§ **SHORT TASK**: Print each of the entries exactly, leaving nothing out.

++++ SUPPLIED INFORMATION ++++

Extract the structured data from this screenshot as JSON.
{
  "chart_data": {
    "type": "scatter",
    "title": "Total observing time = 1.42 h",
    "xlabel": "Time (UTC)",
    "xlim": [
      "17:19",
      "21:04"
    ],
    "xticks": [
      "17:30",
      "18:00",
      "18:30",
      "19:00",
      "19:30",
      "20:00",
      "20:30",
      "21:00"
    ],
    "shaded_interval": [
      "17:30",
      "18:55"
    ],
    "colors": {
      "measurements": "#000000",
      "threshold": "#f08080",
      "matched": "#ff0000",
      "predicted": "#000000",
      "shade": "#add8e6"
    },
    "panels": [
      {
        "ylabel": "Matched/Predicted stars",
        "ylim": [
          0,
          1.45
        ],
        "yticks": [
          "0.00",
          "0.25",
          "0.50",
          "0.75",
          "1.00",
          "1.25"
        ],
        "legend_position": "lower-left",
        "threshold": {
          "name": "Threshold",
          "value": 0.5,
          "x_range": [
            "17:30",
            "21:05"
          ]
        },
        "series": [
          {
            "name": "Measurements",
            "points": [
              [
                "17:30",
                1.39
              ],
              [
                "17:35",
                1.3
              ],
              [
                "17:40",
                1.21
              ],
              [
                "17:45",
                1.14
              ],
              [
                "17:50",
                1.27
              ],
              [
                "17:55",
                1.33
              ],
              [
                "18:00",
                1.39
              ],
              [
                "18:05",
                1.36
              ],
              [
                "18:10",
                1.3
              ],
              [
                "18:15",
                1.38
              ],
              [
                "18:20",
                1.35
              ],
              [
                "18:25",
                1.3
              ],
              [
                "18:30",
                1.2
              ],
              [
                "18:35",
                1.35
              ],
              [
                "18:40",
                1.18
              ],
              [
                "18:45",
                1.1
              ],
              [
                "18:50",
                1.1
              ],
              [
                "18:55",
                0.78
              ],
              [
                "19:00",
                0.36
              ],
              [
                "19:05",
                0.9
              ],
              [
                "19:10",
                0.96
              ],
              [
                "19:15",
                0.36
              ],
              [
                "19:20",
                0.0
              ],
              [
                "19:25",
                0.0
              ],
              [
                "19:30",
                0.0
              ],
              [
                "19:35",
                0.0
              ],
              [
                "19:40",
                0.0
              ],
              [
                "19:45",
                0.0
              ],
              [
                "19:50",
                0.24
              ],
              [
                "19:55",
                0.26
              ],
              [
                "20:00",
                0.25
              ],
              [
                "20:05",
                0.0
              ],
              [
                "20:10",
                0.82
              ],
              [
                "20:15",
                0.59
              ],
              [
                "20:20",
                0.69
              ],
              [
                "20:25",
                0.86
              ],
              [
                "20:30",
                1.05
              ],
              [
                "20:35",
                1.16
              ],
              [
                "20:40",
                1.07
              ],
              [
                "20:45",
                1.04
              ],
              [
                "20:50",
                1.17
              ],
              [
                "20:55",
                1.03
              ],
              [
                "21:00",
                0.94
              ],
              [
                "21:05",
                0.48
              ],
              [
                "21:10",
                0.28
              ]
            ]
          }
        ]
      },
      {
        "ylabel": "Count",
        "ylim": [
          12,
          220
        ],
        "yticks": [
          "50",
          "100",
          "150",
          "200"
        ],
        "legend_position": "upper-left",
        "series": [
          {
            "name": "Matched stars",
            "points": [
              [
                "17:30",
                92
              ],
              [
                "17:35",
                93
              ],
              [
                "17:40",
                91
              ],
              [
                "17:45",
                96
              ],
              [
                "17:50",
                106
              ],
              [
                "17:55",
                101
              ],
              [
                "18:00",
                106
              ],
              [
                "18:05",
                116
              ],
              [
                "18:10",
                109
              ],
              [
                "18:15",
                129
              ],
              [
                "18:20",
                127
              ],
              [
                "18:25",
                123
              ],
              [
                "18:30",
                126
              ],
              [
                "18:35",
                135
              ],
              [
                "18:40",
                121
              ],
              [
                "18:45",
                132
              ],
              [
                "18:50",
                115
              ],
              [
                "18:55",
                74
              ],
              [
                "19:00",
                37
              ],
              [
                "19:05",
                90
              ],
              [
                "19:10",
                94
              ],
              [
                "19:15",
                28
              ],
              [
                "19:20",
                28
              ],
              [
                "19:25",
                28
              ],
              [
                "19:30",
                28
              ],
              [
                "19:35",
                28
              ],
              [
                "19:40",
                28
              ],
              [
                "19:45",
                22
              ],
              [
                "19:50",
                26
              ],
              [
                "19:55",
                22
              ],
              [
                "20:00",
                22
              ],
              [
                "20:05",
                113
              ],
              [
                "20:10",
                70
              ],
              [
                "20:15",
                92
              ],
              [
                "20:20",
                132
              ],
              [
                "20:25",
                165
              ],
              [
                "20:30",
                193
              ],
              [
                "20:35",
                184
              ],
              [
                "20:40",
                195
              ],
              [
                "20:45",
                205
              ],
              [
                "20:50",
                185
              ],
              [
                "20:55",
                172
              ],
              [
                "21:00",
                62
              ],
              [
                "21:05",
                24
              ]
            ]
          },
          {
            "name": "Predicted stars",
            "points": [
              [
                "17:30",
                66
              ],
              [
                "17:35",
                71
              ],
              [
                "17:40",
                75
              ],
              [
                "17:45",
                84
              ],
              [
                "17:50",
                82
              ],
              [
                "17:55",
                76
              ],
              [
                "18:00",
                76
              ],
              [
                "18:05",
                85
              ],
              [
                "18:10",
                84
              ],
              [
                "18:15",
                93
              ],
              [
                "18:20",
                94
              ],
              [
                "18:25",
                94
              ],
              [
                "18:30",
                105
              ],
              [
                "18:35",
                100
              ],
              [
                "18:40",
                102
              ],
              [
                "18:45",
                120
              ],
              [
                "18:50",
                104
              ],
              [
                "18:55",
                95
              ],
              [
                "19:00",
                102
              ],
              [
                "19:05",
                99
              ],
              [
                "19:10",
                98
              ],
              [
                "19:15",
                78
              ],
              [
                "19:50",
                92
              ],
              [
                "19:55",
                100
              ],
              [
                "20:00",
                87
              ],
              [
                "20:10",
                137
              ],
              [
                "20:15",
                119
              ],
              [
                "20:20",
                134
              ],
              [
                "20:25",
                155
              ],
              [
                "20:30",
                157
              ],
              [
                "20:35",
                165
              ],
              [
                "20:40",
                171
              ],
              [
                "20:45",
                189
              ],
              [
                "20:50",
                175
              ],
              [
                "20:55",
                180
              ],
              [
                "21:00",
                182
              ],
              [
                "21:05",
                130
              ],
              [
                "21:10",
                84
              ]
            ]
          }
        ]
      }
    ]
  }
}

++++

§ **COMPLETED TASK**:
Extract the structured data from this screenshot as JSON.
{
  "chart_data": {
    "type": "scatter",
    "title": "Total observing time = 1.42 h",
    "xlabel": "Time (UTC)",
    "xlim": [
      "17:19",
      "21:04"
    ],
    "xticks": [
      "17:30",
      "18:00",
      "18:30",
      "19:00",
      "19:30",
      "20:00",
      "20:30",
      "21:00"
    ],
    "shaded_interval": [
      "17:30",
      "18:55"
    ],
    "colors": {
      "measurements": "#000000",
      "threshold": "#f08080",
      "matched": "#ff0000",
      "predicted": "#000000",
      "shade": "#add8e6"
    },
    "panels": [
      {
        "ylabel": "Matched/Predicted stars",
        "ylim": [
          0,
          1.45
        ],
        "yticks": [
          "0.00",
          "0.25",
          "0.50",
          "0.75",
          "1.00",
          "1.25"
        ],
        "legend_position": "lower-left",
        "threshold": {
          "name": "Threshold",
          "value": 0.5,
          "x_range": [
            "17:30",
            "21:05"
          ]
        },
        "series": [
          {
            "name": "Measurements",
            "points": [
              [
                "17:30",
                1.39
              ],
              [
                "17:35",
                1.3
              ],
              [
                "17:40",
                1.21
              ],
              [
                "17:45",
                1.14
              ],
              [
                "17:50",
                1.27
              ],
              [
                "17:55",
                1.33
              ],
              [
                "18:00",
                1.39
              ],
              [
                "18:05",
                1.36
              ],
              [
                "18:10",
                1.3
              ],
              [
                "18:15",
                1.38
              ],
              [
                "18:20",
                1.35
              ],
              [
                "18:25",
                1.3
              ],
              [
                "18:30",
                1.2
              ],
              [
                "18:35",
                1.35
              ],
              [
                "18:40",
                1.18
              ],
              [
                "18:45",
                1.1
              ],
              [
                "18:50",
                1.1
              ],
              [
                "18:55",
                0.78
              ],
              [
                "19:00",
                0.36
              ],
              [
                "19:05",
                0.9
              ],
              [
                "19:10",
                0.96
              ],
              [
                "19:15",
                0.36
              ],
              [
                "19:20",
                0.0
              ],
              [
                "19:25",
                0.0
              ],
              [
                "19:30",
                0.0
              ],
              [
                "19:35",
                0.0
              ],
              [
                "19:40",
                0.0
              ],
              [
                "19:45",
                0.0
              ],
              [
                "19:50",
                0.24
              ],
              [
                "19:55",
                0.26
              ],
              [
                "20:00",
                0.25
              ],
              [
                "20:05",
                0.0
              ],
              [
                "20:10",
                0.82
              ],
              [
                "20:15",
                0.59
              ],
              [
                "20:20",
                0.69
              ],
              [
                "20:25",
                0.86
              ],
              [
                "20:30",
                1.05
              ],
              [
                "20:35",
                1.16
              ],
              [
                "20:40",
                1.07
              ],
              [
                "20:45",
                1.04
              ],
              [
                "20:50",
                1.17
              ],
              [
                "20:55",
                1.03
              ],
              [
                "21:00",
                0.94
              ],
              [
                "21:05",
                0.48
              ],
              [
                "21:10",
                0.28
              ]
            ]
          }
        ]
      },
      {
        "ylabel": "Count",
        "ylim": [
          12,
          220
        ],
        "yticks": [
          "50",
          "100",
          "150",
          "200"
        ],
        "legend_position": "upper-left",
        "series": [
          {
            "name": "Matched stars",
            "points": [
              [
                "17:30",
                92
              ],
              [
                "17:35",
                93
              ],
              [
                "17:40",
                91
              ],
              [
                "17:45",
                96
              ],
              [
                "17:50",
                106
              ],
              [
                "17:55",
                101
              ],
              [
                "18:00",
                106
              ],
              [
                "18:05",
                116
              ],
              [
                "18:10",
                109
              ],
              [
                "18:15",
                129
              ],
              [
                "18:20",
                127
              ],
              [
                "18:25",
                123
              ],
              [
                "18:30",
                126
              ],
              [
                "18:35",
                135
              ],
              [
                "18:40",
                121
              ],
              [
                "18:45",
                132
              ],
              [
                "18:50",
                115
              ],
              [
                "18:55",
                74
              ],
              [
                "19:00",
                37
              ],
              [
                "19:05",
                90
              ],
              [
                "19:10",
                94
              ],
              [
                "19:15",
                28
              ],
              [
                "19:20",
                28
              ],
              [
                "19:25",
                28
              ],
              [
                "19:30",
                28
              ],
              [
                "19:35",
                28
              ],
              [
                "19:40",
                28
              ],
              [
                "19:45",
                22
              ],
              [
                "19:50",
                26
              ],
              [
                "19:55",
                22
              ],
              [
                "20:00",
                22
              ],
              [
                "20:05",
                113
              ],
              [
                "20:10",
                70
              ],
              [
                "20:15",
                92
              ],
              [
                "20:20",
                132
              ],
              [
                "20:25",
                165
              ],
              [
                "20:30",
                193
              ],
              [
                "20:35",
                184
              ],
              [
                "20:40",
                195
              ],
              [
                "20:45",
                205
              ],
              [
                "20:50",
                185
              ],
              [
                "20:55",
                172
              ],
              [
                "21:00",
                62
              ],
              [
                "21:05",
                24
              ]
            ]
          },
          {
            "name": "Predicted stars",
            "points": [
              [
                "17:30",
                66
              ],
              [
                "17:35",
                71
              ],
              [
                "17:40",
                75
              ],
              [
                "17:45",
                84
              ],
              [
                "17:50",
                82
              ],
              [
                "17:55",
                76
              ],
              [
                "18:00",
                76
              ],
              [
                "18:05",
                85
              ],
              [
                "18:10",
                84
              ],
              [
                "18:15",
                93
              ],
              [
                "18:20",
                94
              ],
              [
                "18:25",
                94
              ],
              [
                "18:30",
                105
              ],
              [
                "18:35",
                100
              ],
              [
                "18:40",
                102
              ],
              [
                "18:45",
                120
              ],
              [
                "18:50",
                104
              ],
              [
                "18:55",
                95
              ],
              [
                "19:00",
                102
              ],
              [
                "19:05",
                99
              ],
              [
                "19:10",
                98
              ],
              [
                "19:15",
                78
              ],
              [
                "19:50",
                92
              ],
              [
                "19:55",
                100
              ],
              [
                "20:00",
                87
              ],
              [
                "20:10",
                137
              ],
              [
                "20:15",
                119
              ],
              [
                "20:20",
                134
              ],
              [
                "20:25",
                155
              ],
              [
                "20:30",
                157
              ],
              [
                "20:35",
                165
              ],
              [
                "20:40",
                171
              ],
              [
                "20:45",
                189
              ],
              [
                "20:50",
                175
              ],
              [
                "20:55",
                180
              ],
              [
                "21:00",
                182
              ],
              [
                "21:05",
                130
              ],
              [
                "21:10",
                84
              ]
            ]
          }
        ]
      }
    ]
  }
}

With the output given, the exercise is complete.